**Dataset rows:**
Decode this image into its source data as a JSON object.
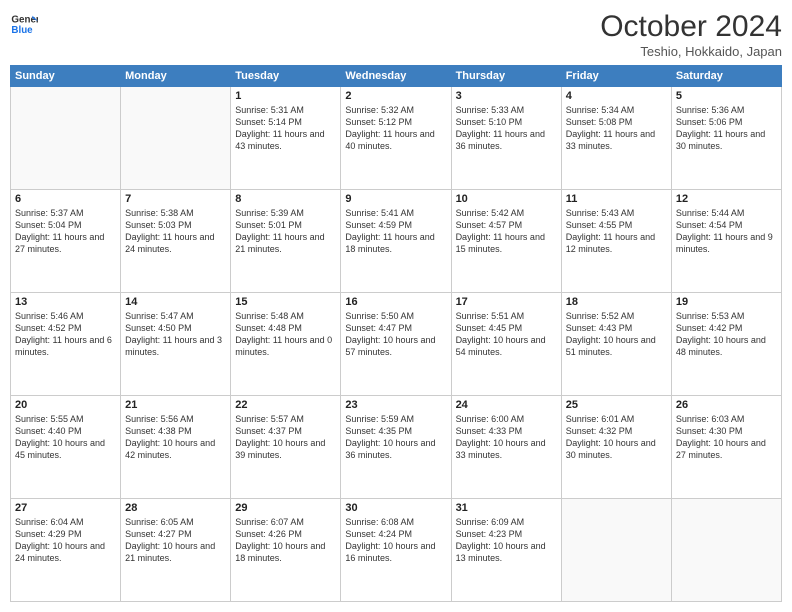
{
  "header": {
    "logo_line1": "General",
    "logo_line2": "Blue",
    "month": "October 2024",
    "location": "Teshio, Hokkaido, Japan"
  },
  "weekdays": [
    "Sunday",
    "Monday",
    "Tuesday",
    "Wednesday",
    "Thursday",
    "Friday",
    "Saturday"
  ],
  "weeks": [
    [
      {
        "day": "",
        "info": ""
      },
      {
        "day": "",
        "info": ""
      },
      {
        "day": "1",
        "info": "Sunrise: 5:31 AM\nSunset: 5:14 PM\nDaylight: 11 hours and 43 minutes."
      },
      {
        "day": "2",
        "info": "Sunrise: 5:32 AM\nSunset: 5:12 PM\nDaylight: 11 hours and 40 minutes."
      },
      {
        "day": "3",
        "info": "Sunrise: 5:33 AM\nSunset: 5:10 PM\nDaylight: 11 hours and 36 minutes."
      },
      {
        "day": "4",
        "info": "Sunrise: 5:34 AM\nSunset: 5:08 PM\nDaylight: 11 hours and 33 minutes."
      },
      {
        "day": "5",
        "info": "Sunrise: 5:36 AM\nSunset: 5:06 PM\nDaylight: 11 hours and 30 minutes."
      }
    ],
    [
      {
        "day": "6",
        "info": "Sunrise: 5:37 AM\nSunset: 5:04 PM\nDaylight: 11 hours and 27 minutes."
      },
      {
        "day": "7",
        "info": "Sunrise: 5:38 AM\nSunset: 5:03 PM\nDaylight: 11 hours and 24 minutes."
      },
      {
        "day": "8",
        "info": "Sunrise: 5:39 AM\nSunset: 5:01 PM\nDaylight: 11 hours and 21 minutes."
      },
      {
        "day": "9",
        "info": "Sunrise: 5:41 AM\nSunset: 4:59 PM\nDaylight: 11 hours and 18 minutes."
      },
      {
        "day": "10",
        "info": "Sunrise: 5:42 AM\nSunset: 4:57 PM\nDaylight: 11 hours and 15 minutes."
      },
      {
        "day": "11",
        "info": "Sunrise: 5:43 AM\nSunset: 4:55 PM\nDaylight: 11 hours and 12 minutes."
      },
      {
        "day": "12",
        "info": "Sunrise: 5:44 AM\nSunset: 4:54 PM\nDaylight: 11 hours and 9 minutes."
      }
    ],
    [
      {
        "day": "13",
        "info": "Sunrise: 5:46 AM\nSunset: 4:52 PM\nDaylight: 11 hours and 6 minutes."
      },
      {
        "day": "14",
        "info": "Sunrise: 5:47 AM\nSunset: 4:50 PM\nDaylight: 11 hours and 3 minutes."
      },
      {
        "day": "15",
        "info": "Sunrise: 5:48 AM\nSunset: 4:48 PM\nDaylight: 11 hours and 0 minutes."
      },
      {
        "day": "16",
        "info": "Sunrise: 5:50 AM\nSunset: 4:47 PM\nDaylight: 10 hours and 57 minutes."
      },
      {
        "day": "17",
        "info": "Sunrise: 5:51 AM\nSunset: 4:45 PM\nDaylight: 10 hours and 54 minutes."
      },
      {
        "day": "18",
        "info": "Sunrise: 5:52 AM\nSunset: 4:43 PM\nDaylight: 10 hours and 51 minutes."
      },
      {
        "day": "19",
        "info": "Sunrise: 5:53 AM\nSunset: 4:42 PM\nDaylight: 10 hours and 48 minutes."
      }
    ],
    [
      {
        "day": "20",
        "info": "Sunrise: 5:55 AM\nSunset: 4:40 PM\nDaylight: 10 hours and 45 minutes."
      },
      {
        "day": "21",
        "info": "Sunrise: 5:56 AM\nSunset: 4:38 PM\nDaylight: 10 hours and 42 minutes."
      },
      {
        "day": "22",
        "info": "Sunrise: 5:57 AM\nSunset: 4:37 PM\nDaylight: 10 hours and 39 minutes."
      },
      {
        "day": "23",
        "info": "Sunrise: 5:59 AM\nSunset: 4:35 PM\nDaylight: 10 hours and 36 minutes."
      },
      {
        "day": "24",
        "info": "Sunrise: 6:00 AM\nSunset: 4:33 PM\nDaylight: 10 hours and 33 minutes."
      },
      {
        "day": "25",
        "info": "Sunrise: 6:01 AM\nSunset: 4:32 PM\nDaylight: 10 hours and 30 minutes."
      },
      {
        "day": "26",
        "info": "Sunrise: 6:03 AM\nSunset: 4:30 PM\nDaylight: 10 hours and 27 minutes."
      }
    ],
    [
      {
        "day": "27",
        "info": "Sunrise: 6:04 AM\nSunset: 4:29 PM\nDaylight: 10 hours and 24 minutes."
      },
      {
        "day": "28",
        "info": "Sunrise: 6:05 AM\nSunset: 4:27 PM\nDaylight: 10 hours and 21 minutes."
      },
      {
        "day": "29",
        "info": "Sunrise: 6:07 AM\nSunset: 4:26 PM\nDaylight: 10 hours and 18 minutes."
      },
      {
        "day": "30",
        "info": "Sunrise: 6:08 AM\nSunset: 4:24 PM\nDaylight: 10 hours and 16 minutes."
      },
      {
        "day": "31",
        "info": "Sunrise: 6:09 AM\nSunset: 4:23 PM\nDaylight: 10 hours and 13 minutes."
      },
      {
        "day": "",
        "info": ""
      },
      {
        "day": "",
        "info": ""
      }
    ]
  ]
}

**Brief:** Every record above should be written out again exactly; the pictures stay out of the copy.

**The response:**
Decode this image into its source data as a JSON object.
{
  "header": {
    "logo_line1": "General",
    "logo_line2": "Blue",
    "month": "October 2024",
    "location": "Teshio, Hokkaido, Japan"
  },
  "weekdays": [
    "Sunday",
    "Monday",
    "Tuesday",
    "Wednesday",
    "Thursday",
    "Friday",
    "Saturday"
  ],
  "weeks": [
    [
      {
        "day": "",
        "info": ""
      },
      {
        "day": "",
        "info": ""
      },
      {
        "day": "1",
        "info": "Sunrise: 5:31 AM\nSunset: 5:14 PM\nDaylight: 11 hours and 43 minutes."
      },
      {
        "day": "2",
        "info": "Sunrise: 5:32 AM\nSunset: 5:12 PM\nDaylight: 11 hours and 40 minutes."
      },
      {
        "day": "3",
        "info": "Sunrise: 5:33 AM\nSunset: 5:10 PM\nDaylight: 11 hours and 36 minutes."
      },
      {
        "day": "4",
        "info": "Sunrise: 5:34 AM\nSunset: 5:08 PM\nDaylight: 11 hours and 33 minutes."
      },
      {
        "day": "5",
        "info": "Sunrise: 5:36 AM\nSunset: 5:06 PM\nDaylight: 11 hours and 30 minutes."
      }
    ],
    [
      {
        "day": "6",
        "info": "Sunrise: 5:37 AM\nSunset: 5:04 PM\nDaylight: 11 hours and 27 minutes."
      },
      {
        "day": "7",
        "info": "Sunrise: 5:38 AM\nSunset: 5:03 PM\nDaylight: 11 hours and 24 minutes."
      },
      {
        "day": "8",
        "info": "Sunrise: 5:39 AM\nSunset: 5:01 PM\nDaylight: 11 hours and 21 minutes."
      },
      {
        "day": "9",
        "info": "Sunrise: 5:41 AM\nSunset: 4:59 PM\nDaylight: 11 hours and 18 minutes."
      },
      {
        "day": "10",
        "info": "Sunrise: 5:42 AM\nSunset: 4:57 PM\nDaylight: 11 hours and 15 minutes."
      },
      {
        "day": "11",
        "info": "Sunrise: 5:43 AM\nSunset: 4:55 PM\nDaylight: 11 hours and 12 minutes."
      },
      {
        "day": "12",
        "info": "Sunrise: 5:44 AM\nSunset: 4:54 PM\nDaylight: 11 hours and 9 minutes."
      }
    ],
    [
      {
        "day": "13",
        "info": "Sunrise: 5:46 AM\nSunset: 4:52 PM\nDaylight: 11 hours and 6 minutes."
      },
      {
        "day": "14",
        "info": "Sunrise: 5:47 AM\nSunset: 4:50 PM\nDaylight: 11 hours and 3 minutes."
      },
      {
        "day": "15",
        "info": "Sunrise: 5:48 AM\nSunset: 4:48 PM\nDaylight: 11 hours and 0 minutes."
      },
      {
        "day": "16",
        "info": "Sunrise: 5:50 AM\nSunset: 4:47 PM\nDaylight: 10 hours and 57 minutes."
      },
      {
        "day": "17",
        "info": "Sunrise: 5:51 AM\nSunset: 4:45 PM\nDaylight: 10 hours and 54 minutes."
      },
      {
        "day": "18",
        "info": "Sunrise: 5:52 AM\nSunset: 4:43 PM\nDaylight: 10 hours and 51 minutes."
      },
      {
        "day": "19",
        "info": "Sunrise: 5:53 AM\nSunset: 4:42 PM\nDaylight: 10 hours and 48 minutes."
      }
    ],
    [
      {
        "day": "20",
        "info": "Sunrise: 5:55 AM\nSunset: 4:40 PM\nDaylight: 10 hours and 45 minutes."
      },
      {
        "day": "21",
        "info": "Sunrise: 5:56 AM\nSunset: 4:38 PM\nDaylight: 10 hours and 42 minutes."
      },
      {
        "day": "22",
        "info": "Sunrise: 5:57 AM\nSunset: 4:37 PM\nDaylight: 10 hours and 39 minutes."
      },
      {
        "day": "23",
        "info": "Sunrise: 5:59 AM\nSunset: 4:35 PM\nDaylight: 10 hours and 36 minutes."
      },
      {
        "day": "24",
        "info": "Sunrise: 6:00 AM\nSunset: 4:33 PM\nDaylight: 10 hours and 33 minutes."
      },
      {
        "day": "25",
        "info": "Sunrise: 6:01 AM\nSunset: 4:32 PM\nDaylight: 10 hours and 30 minutes."
      },
      {
        "day": "26",
        "info": "Sunrise: 6:03 AM\nSunset: 4:30 PM\nDaylight: 10 hours and 27 minutes."
      }
    ],
    [
      {
        "day": "27",
        "info": "Sunrise: 6:04 AM\nSunset: 4:29 PM\nDaylight: 10 hours and 24 minutes."
      },
      {
        "day": "28",
        "info": "Sunrise: 6:05 AM\nSunset: 4:27 PM\nDaylight: 10 hours and 21 minutes."
      },
      {
        "day": "29",
        "info": "Sunrise: 6:07 AM\nSunset: 4:26 PM\nDaylight: 10 hours and 18 minutes."
      },
      {
        "day": "30",
        "info": "Sunrise: 6:08 AM\nSunset: 4:24 PM\nDaylight: 10 hours and 16 minutes."
      },
      {
        "day": "31",
        "info": "Sunrise: 6:09 AM\nSunset: 4:23 PM\nDaylight: 10 hours and 13 minutes."
      },
      {
        "day": "",
        "info": ""
      },
      {
        "day": "",
        "info": ""
      }
    ]
  ]
}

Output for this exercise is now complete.